▶ **EXTRACTED TEXT**:
========

I’m going to venture another one that might become popular in the next few days. #Hung10 anyone?

Labour and Conservative Decline Traces Back Over Half a Century

This morning I posted about the decline in the overall share of the two “major” parties and how this pointed to a certain hung parliament.

The post attracted a lot of traffic and several comments not least from one Ben Goldacre, journalist, doctor and author of the Bad Science blog.  I used ICM/Guardian data and plotted a graph showing the decline in votes over the last 20 years for the two major parties. He accused me of bullshitting and repeatedly called me a twat because I had omitted data from 1984-1990 that was available from the Guardian.  In fact the reason for starting from 1990 was because 20 years seemed like a good length of time to support the argument and there was a blip in the early eighties caused by the split of the SDP from Labour and their alliance with the Liberals.  I ought to point out that I wasn’t entirely blameless in the exchange in that I suggested he’d had a drink or two. Sorry Ben.

========

▶ **ENTRIES SHOWN**:
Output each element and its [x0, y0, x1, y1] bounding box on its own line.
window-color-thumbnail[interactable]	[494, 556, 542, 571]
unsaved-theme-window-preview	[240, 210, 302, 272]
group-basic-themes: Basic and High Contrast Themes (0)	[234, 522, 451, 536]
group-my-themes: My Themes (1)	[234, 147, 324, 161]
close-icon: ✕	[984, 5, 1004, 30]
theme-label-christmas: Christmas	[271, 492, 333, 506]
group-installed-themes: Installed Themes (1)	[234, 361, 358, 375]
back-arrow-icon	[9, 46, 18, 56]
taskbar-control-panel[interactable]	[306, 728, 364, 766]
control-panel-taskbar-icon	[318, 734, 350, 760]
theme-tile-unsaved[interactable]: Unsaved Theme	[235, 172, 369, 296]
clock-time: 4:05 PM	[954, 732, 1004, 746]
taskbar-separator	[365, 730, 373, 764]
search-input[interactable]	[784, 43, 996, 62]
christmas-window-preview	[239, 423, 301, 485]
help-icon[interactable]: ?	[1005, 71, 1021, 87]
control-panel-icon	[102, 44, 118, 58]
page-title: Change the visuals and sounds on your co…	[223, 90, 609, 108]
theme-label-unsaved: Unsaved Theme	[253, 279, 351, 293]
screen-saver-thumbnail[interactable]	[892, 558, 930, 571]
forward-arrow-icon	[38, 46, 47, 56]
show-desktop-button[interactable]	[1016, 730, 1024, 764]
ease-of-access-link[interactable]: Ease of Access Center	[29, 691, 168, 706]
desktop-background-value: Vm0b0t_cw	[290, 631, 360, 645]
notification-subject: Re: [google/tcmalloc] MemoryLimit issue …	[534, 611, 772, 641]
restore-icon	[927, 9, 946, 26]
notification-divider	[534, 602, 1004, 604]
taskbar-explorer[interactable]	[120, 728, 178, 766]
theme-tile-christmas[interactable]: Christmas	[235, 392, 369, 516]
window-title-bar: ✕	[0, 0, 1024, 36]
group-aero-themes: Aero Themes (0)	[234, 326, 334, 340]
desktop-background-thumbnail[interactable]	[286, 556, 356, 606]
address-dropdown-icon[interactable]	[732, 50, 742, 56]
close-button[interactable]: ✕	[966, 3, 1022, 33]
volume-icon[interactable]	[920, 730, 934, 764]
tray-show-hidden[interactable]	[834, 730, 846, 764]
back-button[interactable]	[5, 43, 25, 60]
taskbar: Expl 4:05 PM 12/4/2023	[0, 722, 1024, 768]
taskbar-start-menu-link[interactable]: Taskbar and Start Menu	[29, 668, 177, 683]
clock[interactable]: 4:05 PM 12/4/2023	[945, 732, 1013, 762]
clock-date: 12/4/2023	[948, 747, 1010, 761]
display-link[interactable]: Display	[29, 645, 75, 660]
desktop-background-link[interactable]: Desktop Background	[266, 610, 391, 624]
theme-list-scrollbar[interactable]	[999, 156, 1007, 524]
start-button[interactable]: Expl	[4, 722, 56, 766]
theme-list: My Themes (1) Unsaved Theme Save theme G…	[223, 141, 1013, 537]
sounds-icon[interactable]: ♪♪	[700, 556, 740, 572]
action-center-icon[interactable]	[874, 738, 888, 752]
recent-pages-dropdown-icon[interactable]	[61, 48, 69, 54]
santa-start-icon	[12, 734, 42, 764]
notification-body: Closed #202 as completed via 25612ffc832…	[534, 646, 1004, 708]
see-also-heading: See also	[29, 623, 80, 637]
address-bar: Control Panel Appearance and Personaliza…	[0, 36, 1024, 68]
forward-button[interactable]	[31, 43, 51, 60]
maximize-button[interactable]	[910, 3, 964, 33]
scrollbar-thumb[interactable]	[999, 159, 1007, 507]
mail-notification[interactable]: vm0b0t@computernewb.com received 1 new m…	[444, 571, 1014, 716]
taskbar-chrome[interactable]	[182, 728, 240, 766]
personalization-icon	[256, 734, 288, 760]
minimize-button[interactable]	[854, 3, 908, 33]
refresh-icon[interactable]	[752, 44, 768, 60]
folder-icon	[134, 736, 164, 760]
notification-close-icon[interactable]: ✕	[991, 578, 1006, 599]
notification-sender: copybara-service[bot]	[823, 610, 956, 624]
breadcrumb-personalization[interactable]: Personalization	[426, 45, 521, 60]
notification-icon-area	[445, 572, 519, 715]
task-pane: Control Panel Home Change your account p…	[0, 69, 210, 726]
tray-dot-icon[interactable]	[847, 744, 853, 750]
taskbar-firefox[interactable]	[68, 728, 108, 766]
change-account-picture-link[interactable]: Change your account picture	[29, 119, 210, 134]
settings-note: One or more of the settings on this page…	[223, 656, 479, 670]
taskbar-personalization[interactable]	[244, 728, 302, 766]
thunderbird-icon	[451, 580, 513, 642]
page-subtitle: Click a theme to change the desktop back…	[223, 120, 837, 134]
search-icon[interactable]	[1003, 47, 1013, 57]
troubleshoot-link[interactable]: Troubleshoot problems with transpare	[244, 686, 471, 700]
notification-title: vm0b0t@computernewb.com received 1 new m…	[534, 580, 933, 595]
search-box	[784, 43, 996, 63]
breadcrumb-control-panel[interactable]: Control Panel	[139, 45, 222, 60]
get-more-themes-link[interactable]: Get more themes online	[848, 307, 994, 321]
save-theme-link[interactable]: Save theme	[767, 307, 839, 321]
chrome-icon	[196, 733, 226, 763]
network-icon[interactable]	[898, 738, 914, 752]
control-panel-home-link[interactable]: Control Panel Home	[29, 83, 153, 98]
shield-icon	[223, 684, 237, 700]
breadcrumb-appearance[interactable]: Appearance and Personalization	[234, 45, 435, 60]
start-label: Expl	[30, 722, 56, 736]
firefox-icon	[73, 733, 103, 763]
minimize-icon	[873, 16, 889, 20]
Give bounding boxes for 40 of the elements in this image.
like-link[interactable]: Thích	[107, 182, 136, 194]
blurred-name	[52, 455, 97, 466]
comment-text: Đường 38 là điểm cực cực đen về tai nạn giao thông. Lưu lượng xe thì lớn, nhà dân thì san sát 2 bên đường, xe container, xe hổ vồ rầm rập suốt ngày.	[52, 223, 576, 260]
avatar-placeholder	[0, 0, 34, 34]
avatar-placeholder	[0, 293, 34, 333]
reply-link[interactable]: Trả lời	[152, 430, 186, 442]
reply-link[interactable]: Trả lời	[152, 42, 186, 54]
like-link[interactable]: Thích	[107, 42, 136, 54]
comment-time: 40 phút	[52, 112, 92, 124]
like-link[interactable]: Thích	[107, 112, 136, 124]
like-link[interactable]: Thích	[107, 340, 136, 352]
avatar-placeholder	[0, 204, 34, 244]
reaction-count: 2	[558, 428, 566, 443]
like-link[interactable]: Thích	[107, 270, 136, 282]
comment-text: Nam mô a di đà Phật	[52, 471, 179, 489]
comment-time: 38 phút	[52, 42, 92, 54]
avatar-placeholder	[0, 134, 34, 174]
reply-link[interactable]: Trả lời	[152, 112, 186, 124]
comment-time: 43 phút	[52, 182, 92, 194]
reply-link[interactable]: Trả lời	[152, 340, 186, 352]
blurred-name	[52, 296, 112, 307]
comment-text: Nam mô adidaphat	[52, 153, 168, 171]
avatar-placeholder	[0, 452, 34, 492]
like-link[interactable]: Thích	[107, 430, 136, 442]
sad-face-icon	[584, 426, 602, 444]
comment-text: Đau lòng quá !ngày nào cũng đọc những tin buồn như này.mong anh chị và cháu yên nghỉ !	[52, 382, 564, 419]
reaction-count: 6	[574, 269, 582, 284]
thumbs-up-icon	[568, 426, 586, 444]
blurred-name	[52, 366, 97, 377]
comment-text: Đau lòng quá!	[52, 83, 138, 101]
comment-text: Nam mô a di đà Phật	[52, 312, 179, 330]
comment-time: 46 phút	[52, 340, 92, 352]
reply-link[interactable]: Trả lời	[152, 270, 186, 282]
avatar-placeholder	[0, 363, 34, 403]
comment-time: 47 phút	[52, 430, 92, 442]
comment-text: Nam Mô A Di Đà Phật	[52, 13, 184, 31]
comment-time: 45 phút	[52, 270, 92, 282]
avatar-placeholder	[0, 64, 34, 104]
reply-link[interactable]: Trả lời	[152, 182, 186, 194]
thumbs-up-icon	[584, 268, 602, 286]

========

▶ **ACTIVITY LIST**:
A. Restate word for word the part of the blog post on the two major parties' decline starting with "I’m going to" and going on through "certain hung parliament.".
B. Decide whether each statement agrees with the blog post on the two major parties' decline, answering yes or no and quoting the deciding words: (i) The graph was built from ICM/Guardian data covering the last 20 years. (ii) The writer says they were entirely blameless in the exchange. (iii) The early-eighties blip came from the SDP splitting from the Conservatives.

▶ **ANSWERS PER TASK**:
A.
I’m going to venture another one that might become popular in the next few days. #Hung10 anyone?

Labour and Conservative Decline Traces Back Over Half a Century

This morning I posted about the decline in the overall share of the two “major” parties and how this pointed to a certain hung parliament.

B.
(i) Yes: "I used ICM/Guardian data and plotted a graph showing the decline in votes over the last 20 years for the two major parties."
(ii) No: "I wasn’t entirely blameless in the exchange"
(iii) No: "the split of the SDP from Labour"